• _Instructions for the task_
Reproduce all of the material word for word.

• _Data for this exercise_
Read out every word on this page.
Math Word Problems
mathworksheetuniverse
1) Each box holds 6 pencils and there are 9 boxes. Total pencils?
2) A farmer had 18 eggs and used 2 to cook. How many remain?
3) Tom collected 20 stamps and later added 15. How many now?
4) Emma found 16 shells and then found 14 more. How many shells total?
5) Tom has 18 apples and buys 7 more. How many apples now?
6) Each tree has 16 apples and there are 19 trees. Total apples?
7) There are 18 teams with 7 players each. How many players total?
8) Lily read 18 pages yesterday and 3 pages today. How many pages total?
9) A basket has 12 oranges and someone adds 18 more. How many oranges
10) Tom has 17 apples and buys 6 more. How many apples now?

• _Solved problem_
Read out every word on this page.
Math Word Problems
mathworksheetuniverse
1) Each box holds 6 pencils and there are 9 boxes. Total pencils?
2) A farmer had 18 eggs and used 2 to cook. How many remain?
3) Tom collected 20 stamps and later added 15. How many now?
4) Emma found 16 shells and then found 14 more. How many shells total?
5) Tom has 18 apples and buys 7 more. How many apples now?
6) Each tree has 16 apples and there are 19 trees. Total apples?
7) There are 18 teams with 7 players each. How many players total?
8) Lily read 18 pages yesterday and 3 pages today. How many pages total?
9) A basket has 12 oranges and someone adds 18 more. How many oranges
10) Tom has 17 apples and buys 6 more. How many apples now?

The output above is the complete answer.